▶ **Written request**
Among the entries, which lines carry the string "Conversion"? Copy each of them.

_ _ _ _ _

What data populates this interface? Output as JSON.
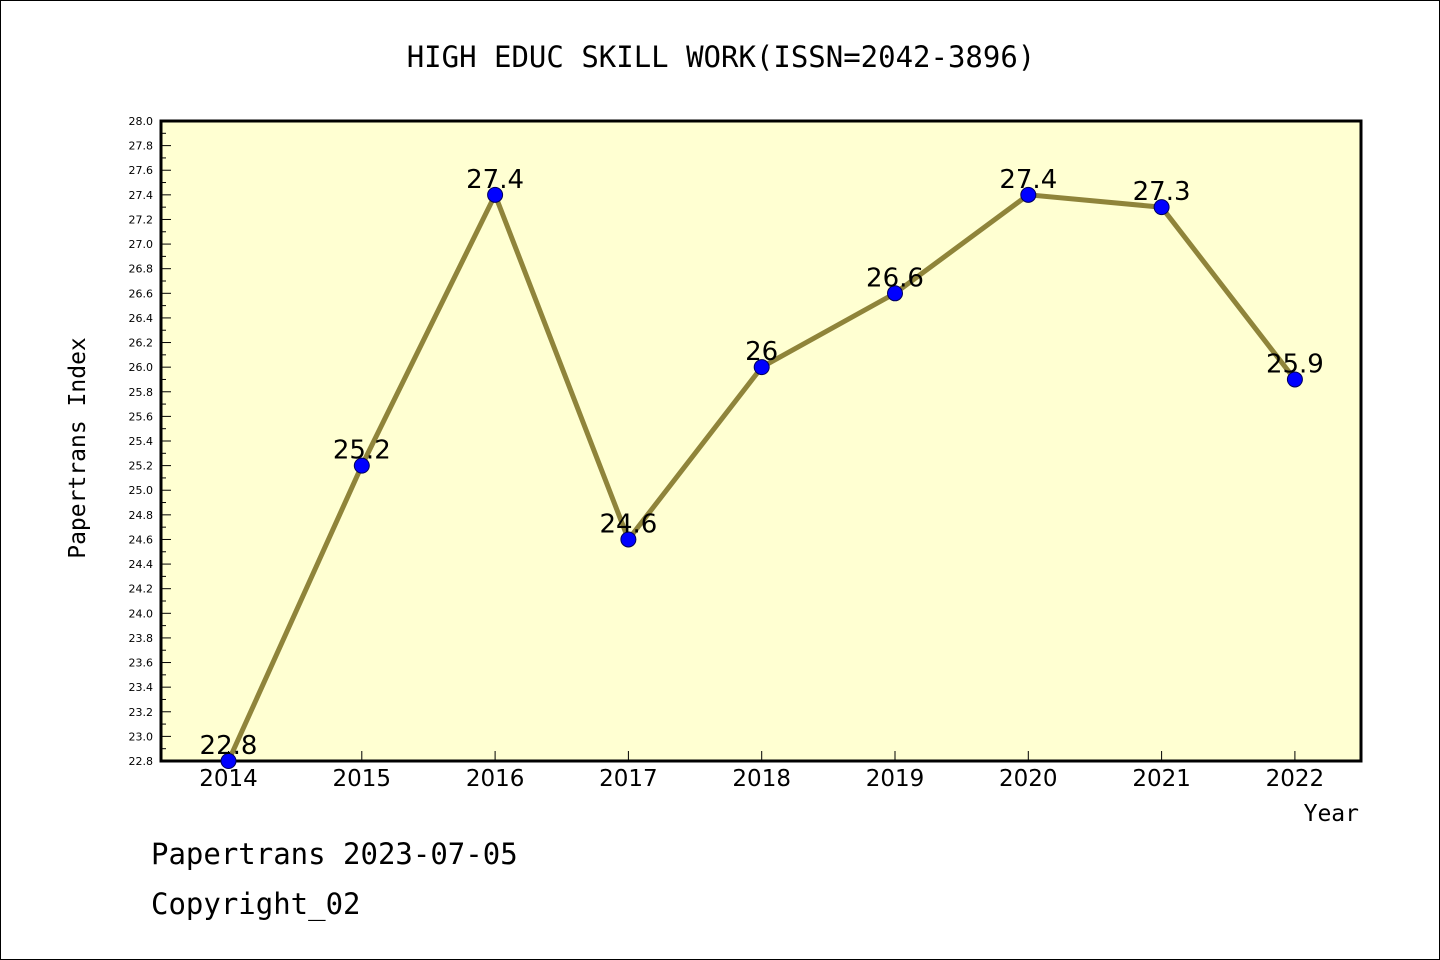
{
  "chart_data": {
    "type": "line",
    "title": "HIGH EDUC SKILL WORK(ISSN=2042-3896)",
    "xlabel": "Year",
    "ylabel": "Papertrans Index",
    "categories": [
      "2014",
      "2015",
      "2016",
      "2017",
      "2018",
      "2019",
      "2020",
      "2021",
      "2022"
    ],
    "series": [
      {
        "values": [
          22.8,
          25.2,
          27.4,
          24.6,
          26.0,
          26.6,
          27.4,
          27.3,
          25.9
        ],
        "data_labels": [
          "22.8",
          "25.2",
          "27.4",
          "24.6",
          "26",
          "26.6",
          "27.4",
          "27.3",
          "25.9"
        ]
      }
    ],
    "ylim": [
      22.8,
      28.0
    ],
    "yticks": [
      "22.8",
      "23.0",
      "23.2",
      "23.4",
      "23.6",
      "23.8",
      "24.0",
      "24.2",
      "24.4",
      "24.6",
      "24.8",
      "25.0",
      "25.2",
      "25.4",
      "25.6",
      "25.8",
      "26.0",
      "26.2",
      "26.4",
      "26.6",
      "26.8",
      "27.0",
      "27.2",
      "27.4",
      "27.6",
      "27.8",
      "28.0"
    ],
    "grid": false,
    "legend": "none",
    "colors": {
      "plot_background": "#ffffd2",
      "line": "#8f843a",
      "marker": "#0000ff"
    }
  },
  "footer": {
    "line1": "Papertrans 2023-07-05",
    "line2": "Copyright_02"
  }
}
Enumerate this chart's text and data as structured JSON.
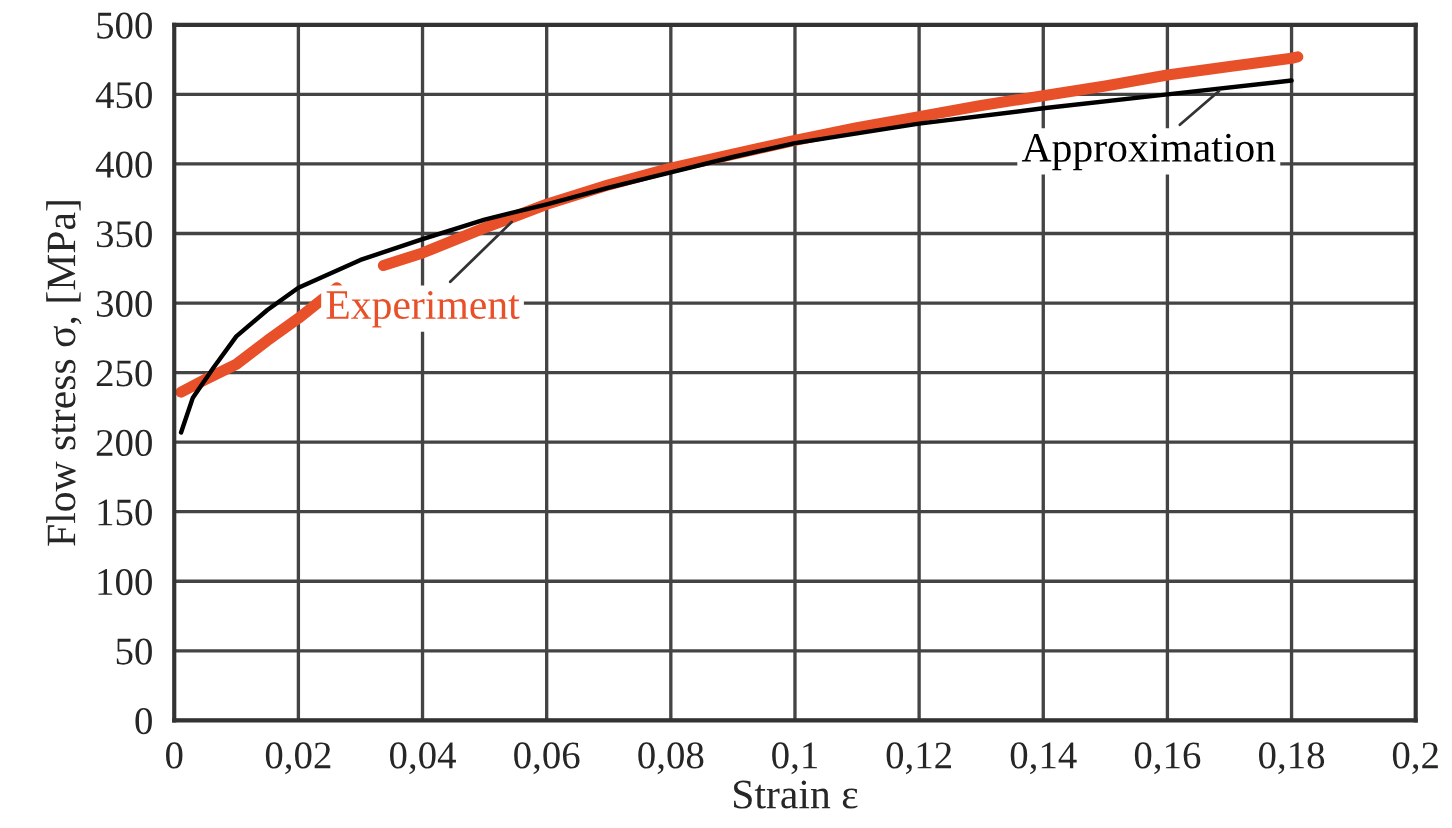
{
  "chart_data": {
    "type": "line",
    "xlabel": "Strain ε",
    "ylabel": "Flow stress σ, [MPa]",
    "series": [
      {
        "color": "#e8502a",
        "x": [
          0.0011,
          0.005,
          0.01,
          0.015,
          0.02,
          0.0262,
          0.03,
          0.0337,
          0.04,
          0.05,
          0.06,
          0.07,
          0.08,
          0.09,
          0.1,
          0.11,
          0.12,
          0.13,
          0.14,
          0.15,
          0.16,
          0.17,
          0.18,
          0.181
        ],
        "values": [
          236,
          245,
          256,
          273,
          289,
          311,
          null,
          327,
          336,
          354,
          371,
          385,
          397,
          407,
          417,
          426,
          434,
          442,
          449,
          456,
          464,
          470,
          476,
          477
        ]
      },
      {
        "color": "#000000",
        "x": [
          0.0011,
          0.003,
          0.0064,
          0.01,
          0.015,
          0.02,
          0.03,
          0.04,
          0.05,
          0.06,
          0.07,
          0.08,
          0.09,
          0.1,
          0.12,
          0.14,
          0.16,
          0.18
        ],
        "values": [
          207,
          232,
          254,
          276,
          295,
          311,
          331,
          346,
          360,
          371,
          383,
          394,
          405,
          415,
          429,
          440,
          450,
          460
        ]
      }
    ],
    "annotations": [
      {
        "text": "Experiment",
        "x": 0.055,
        "y": 361
      },
      {
        "text": "Approximation",
        "x": 0.169,
        "y": 455
      }
    ],
    "xlim": [
      0,
      0.2
    ],
    "ylim": [
      0,
      500
    ],
    "xticks": [
      0,
      {
        "value": 0.02,
        "label": "0,02"
      },
      {
        "value": 0.04,
        "label": "0,04"
      },
      {
        "value": 0.06,
        "label": "0,06"
      },
      {
        "value": 0.08,
        "label": "0,08"
      },
      {
        "value": 0.1,
        "label": "0,1"
      },
      {
        "value": 0.12,
        "label": "0,12"
      },
      {
        "value": 0.14,
        "label": "0,14"
      },
      {
        "value": 0.16,
        "label": "0,16"
      },
      {
        "value": 0.18,
        "label": "0,18"
      },
      {
        "value": 0.2,
        "label": "0,2"
      }
    ],
    "yticks": [
      0,
      50,
      100,
      150,
      200,
      250,
      300,
      350,
      400,
      450,
      500
    ],
    "grid": true,
    "legend": false
  }
}
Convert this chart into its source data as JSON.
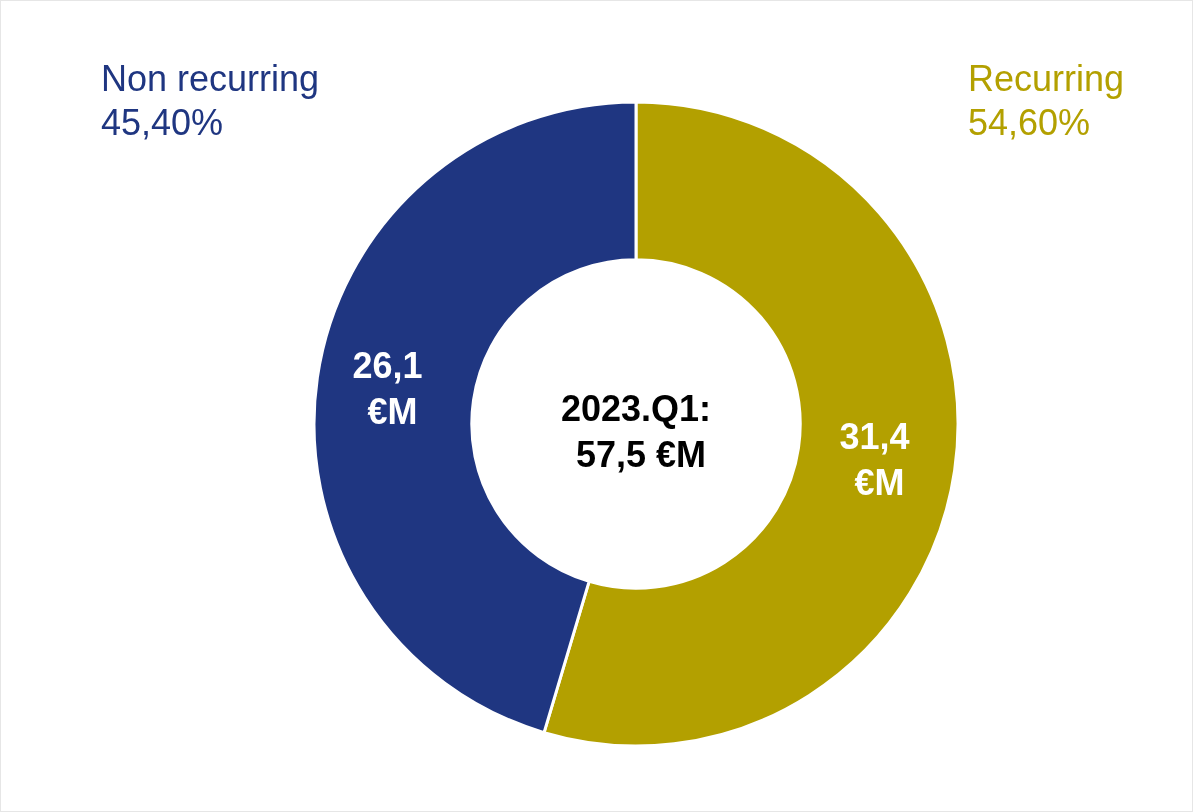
{
  "chart_data": {
    "type": "donut",
    "title": "2023.Q1: 57,5 €M",
    "categories": [
      "Recurring",
      "Non recurring"
    ],
    "values": [
      31.4,
      26.1
    ],
    "colors": [
      "#b3a000",
      "#1f3681"
    ],
    "value_labels": [
      "31,4 €M",
      "26,1 €M"
    ],
    "annotations": [
      "54,60%",
      "45,40%"
    ],
    "legend": false
  }
}
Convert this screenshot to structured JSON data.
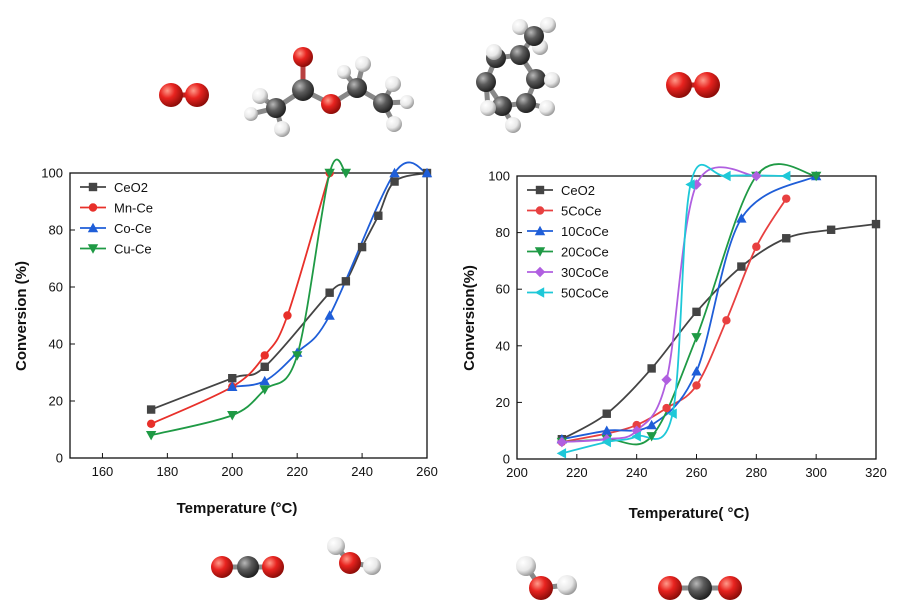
{
  "chart_data": [
    {
      "type": "line",
      "title": "",
      "xlabel": "Temperature (°C)",
      "ylabel": "Conversion (%)",
      "xlim": [
        150,
        260
      ],
      "ylim": [
        0,
        100
      ],
      "xticks": [
        160,
        180,
        200,
        220,
        240,
        260
      ],
      "yticks": [
        0,
        20,
        40,
        60,
        80,
        100
      ],
      "grid": false,
      "legend_position": "top-left",
      "series": [
        {
          "name": "CeO2",
          "color": "#444444",
          "marker": "square",
          "x": [
            175,
            200,
            210,
            230,
            235,
            240,
            245,
            250,
            260
          ],
          "y": [
            17,
            28,
            32,
            58,
            62,
            74,
            85,
            97,
            100
          ]
        },
        {
          "name": "Mn-Ce",
          "color": "#e8302a",
          "marker": "circle",
          "x": [
            175,
            200,
            210,
            217,
            230
          ],
          "y": [
            12,
            25,
            36,
            50,
            100
          ]
        },
        {
          "name": "Co-Ce",
          "color": "#1f5ed8",
          "marker": "triangle-up",
          "x": [
            200,
            210,
            220,
            230,
            250,
            260
          ],
          "y": [
            25,
            27,
            37,
            50,
            100,
            100
          ]
        },
        {
          "name": "Cu-Ce",
          "color": "#1f9a45",
          "marker": "triangle-down",
          "x": [
            175,
            200,
            210,
            220,
            230,
            235
          ],
          "y": [
            8,
            15,
            24,
            36,
            100,
            100
          ]
        }
      ]
    },
    {
      "type": "line",
      "title": "",
      "xlabel": "Temperature( °C)",
      "ylabel": "Conversion(%)",
      "xlim": [
        200,
        320
      ],
      "ylim": [
        0,
        100
      ],
      "xticks": [
        200,
        220,
        240,
        260,
        280,
        300,
        320
      ],
      "yticks": [
        0,
        20,
        40,
        60,
        80,
        100
      ],
      "grid": false,
      "legend_position": "top-left",
      "series": [
        {
          "name": "CeO2",
          "color": "#444444",
          "marker": "square",
          "x": [
            215,
            230,
            245,
            260,
            275,
            290,
            305,
            320
          ],
          "y": [
            7,
            16,
            32,
            52,
            68,
            78,
            81,
            83
          ]
        },
        {
          "name": "5CoCe",
          "color": "#e84040",
          "marker": "circle",
          "x": [
            215,
            230,
            240,
            250,
            260,
            270,
            280,
            290
          ],
          "y": [
            6,
            9,
            12,
            18,
            26,
            49,
            75,
            92
          ]
        },
        {
          "name": "10CoCe",
          "color": "#1f5ed8",
          "marker": "triangle-up",
          "x": [
            215,
            230,
            245,
            260,
            275,
            300
          ],
          "y": [
            7,
            10,
            12,
            31,
            85,
            100
          ]
        },
        {
          "name": "20CoCe",
          "color": "#1f9a45",
          "marker": "triangle-down",
          "x": [
            215,
            230,
            245,
            260,
            280,
            300
          ],
          "y": [
            6,
            7,
            8,
            43,
            100,
            100
          ]
        },
        {
          "name": "30CoCe",
          "color": "#b05fe0",
          "marker": "diamond",
          "x": [
            215,
            230,
            240,
            250,
            260,
            280
          ],
          "y": [
            6,
            7,
            10,
            28,
            97,
            100
          ]
        },
        {
          "name": "50CoCe",
          "color": "#1ec8d8",
          "marker": "triangle-left",
          "x": [
            215,
            230,
            240,
            252,
            258,
            270,
            290
          ],
          "y": [
            2,
            6,
            8,
            16,
            97,
            100,
            100
          ]
        }
      ]
    }
  ],
  "molecules": [
    {
      "name": "o2-left",
      "formula": "O2"
    },
    {
      "name": "ethyl-acetate",
      "formula": "C4H8O2"
    },
    {
      "name": "toluene",
      "formula": "C7H8"
    },
    {
      "name": "o2-right",
      "formula": "O2"
    },
    {
      "name": "co2-left",
      "formula": "CO2"
    },
    {
      "name": "h2o-left",
      "formula": "H2O"
    },
    {
      "name": "h2o-right",
      "formula": "H2O"
    },
    {
      "name": "co2-right",
      "formula": "CO2"
    }
  ],
  "colors": {
    "oxygen": "#e8231f",
    "carbon": "#5b5b5b",
    "hydrogen": "#f2f2f2"
  }
}
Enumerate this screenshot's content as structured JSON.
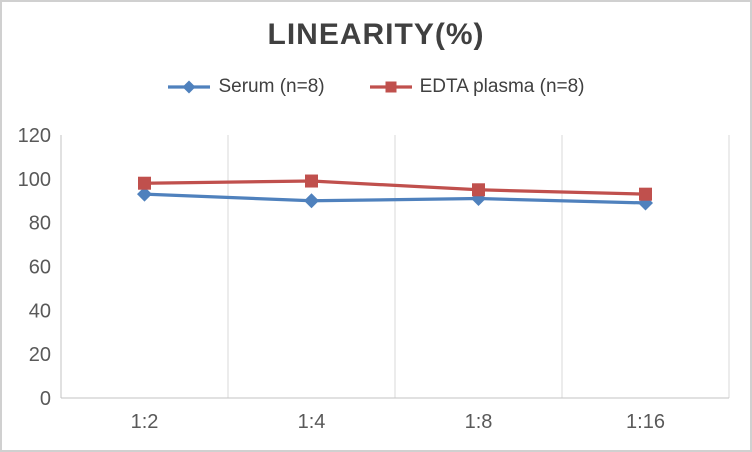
{
  "chart_data": {
    "type": "line",
    "title": "LINEARITY(%)",
    "categories": [
      "1:2",
      "1:4",
      "1:8",
      "1:16"
    ],
    "series": [
      {
        "name": "Serum (n=8)",
        "color": "#4F81BD",
        "marker": "diamond",
        "values": [
          93,
          90,
          91,
          89
        ]
      },
      {
        "name": "EDTA plasma (n=8)",
        "color": "#C0504D",
        "marker": "square",
        "values": [
          98,
          99,
          95,
          93
        ]
      }
    ],
    "xlabel": "",
    "ylabel": "",
    "ylim": [
      0,
      120
    ],
    "yticks": [
      0,
      20,
      40,
      60,
      80,
      100,
      120
    ],
    "grid": "vertical-major-only",
    "legend_position": "top"
  },
  "styles": {
    "background": "#ffffff",
    "border_color": "#d0d0d0",
    "title_color": "#404040",
    "legend_text_color": "#404040",
    "tick_label_color": "#595959",
    "gridline_color": "#d9d9d9",
    "axis_line_color": "#c3c3c3"
  }
}
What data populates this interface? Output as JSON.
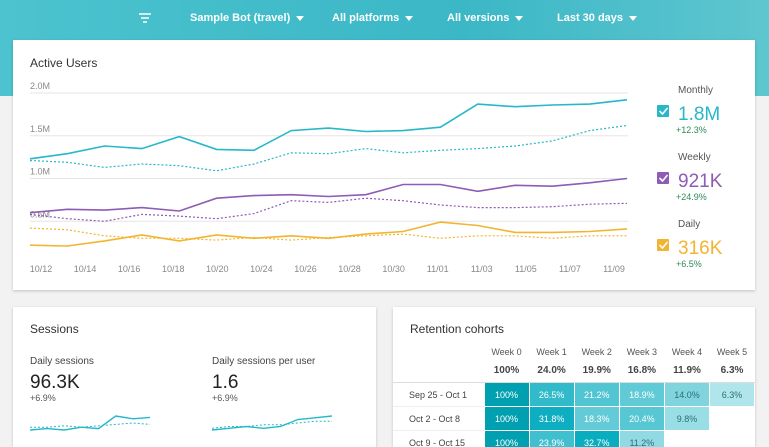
{
  "toolbar": {
    "filters": [
      "Sample Bot (travel)",
      "All platforms",
      "All versions",
      "Last 30 days"
    ]
  },
  "chart_data": {
    "type": "line",
    "title": "Active Users",
    "xtick_labels": [
      "10/12",
      "10/14",
      "10/16",
      "10/18",
      "10/20",
      "10/24",
      "10/26",
      "10/28",
      "10/30",
      "11/01",
      "11/03",
      "11/05",
      "11/07",
      "11/09"
    ],
    "ylim": [
      0,
      2000000
    ],
    "yticks": [
      {
        "value": 500000,
        "label": "0.5M"
      },
      {
        "value": 1000000,
        "label": "1.0M"
      },
      {
        "value": 1500000,
        "label": "1.5M"
      },
      {
        "value": 2000000,
        "label": "2.0M"
      }
    ],
    "grid": true,
    "series": [
      {
        "name": "Monthly",
        "color": "#26b8c9",
        "value_label": "1.8M",
        "change": "+12.3%",
        "values": [
          1230000,
          1290000,
          1380000,
          1350000,
          1490000,
          1340000,
          1330000,
          1560000,
          1590000,
          1550000,
          1560000,
          1600000,
          1870000,
          1840000,
          1860000,
          1870000,
          1920000
        ]
      },
      {
        "color": "#26b8c9",
        "dashed": true,
        "values": [
          1210000,
          1190000,
          1130000,
          1170000,
          1150000,
          1090000,
          1170000,
          1300000,
          1290000,
          1350000,
          1300000,
          1330000,
          1350000,
          1380000,
          1440000,
          1560000,
          1620000
        ]
      },
      {
        "name": "Weekly",
        "color": "#8e5bb5",
        "value_label": "921K",
        "change": "+24.9%",
        "values": [
          600000,
          640000,
          630000,
          660000,
          620000,
          770000,
          800000,
          810000,
          790000,
          810000,
          930000,
          930000,
          850000,
          920000,
          910000,
          950000,
          1000000
        ]
      },
      {
        "color": "#8e5bb5",
        "dashed": true,
        "values": [
          580000,
          530000,
          500000,
          580000,
          560000,
          530000,
          590000,
          740000,
          720000,
          770000,
          740000,
          690000,
          660000,
          660000,
          670000,
          700000,
          710000
        ]
      },
      {
        "name": "Daily",
        "color": "#f2b531",
        "value_label": "316K",
        "change": "+6.5%",
        "values": [
          220000,
          210000,
          270000,
          340000,
          270000,
          340000,
          300000,
          330000,
          300000,
          350000,
          380000,
          490000,
          450000,
          370000,
          370000,
          380000,
          410000
        ]
      },
      {
        "color": "#f2b531",
        "dashed": true,
        "values": [
          420000,
          400000,
          330000,
          300000,
          300000,
          280000,
          310000,
          280000,
          310000,
          330000,
          350000,
          300000,
          330000,
          330000,
          300000,
          330000,
          330000
        ]
      }
    ]
  },
  "sessions": {
    "title": "Sessions",
    "metrics": [
      {
        "label": "Daily sessions",
        "value": "96.3K",
        "change": "+6.9%",
        "sparkline": [
          88,
          89,
          88,
          90,
          89,
          98,
          96,
          97
        ],
        "previous": [
          90,
          90,
          91,
          90,
          91,
          92,
          93,
          92
        ]
      },
      {
        "label": "Daily sessions per user",
        "value": "1.6",
        "change": "+6.9%",
        "sparkline": [
          1.5,
          1.51,
          1.52,
          1.51,
          1.52,
          1.56,
          1.57,
          1.58
        ],
        "previous": [
          1.51,
          1.52,
          1.52,
          1.53,
          1.53,
          1.54,
          1.55,
          1.55
        ]
      }
    ]
  },
  "retention": {
    "title": "Retention cohorts",
    "weeks": [
      "Week 0",
      "Week 1",
      "Week 2",
      "Week 3",
      "Week 4",
      "Week 5"
    ],
    "totals": [
      "100%",
      "24.0%",
      "19.9%",
      "16.8%",
      "11.9%",
      "6.3%"
    ],
    "rows": [
      {
        "label": "Sep 25 - Oct 1",
        "cells": [
          "100%",
          "26.5%",
          "21.2%",
          "18.9%",
          "14.0%",
          "6.3%"
        ]
      },
      {
        "label": "Oct 2 - Oct 8",
        "cells": [
          "100%",
          "31.8%",
          "18.3%",
          "20.4%",
          "9.8%"
        ]
      },
      {
        "label": "Oct 9 - Oct 15",
        "cells": [
          "100%",
          "23.9%",
          "32.7%",
          "11.2%"
        ]
      }
    ]
  }
}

_ _ _ _ _

▶ **Exercise output**
      "ylabel": "Conversion (%)",
      "ylabel": "Conversion(%)",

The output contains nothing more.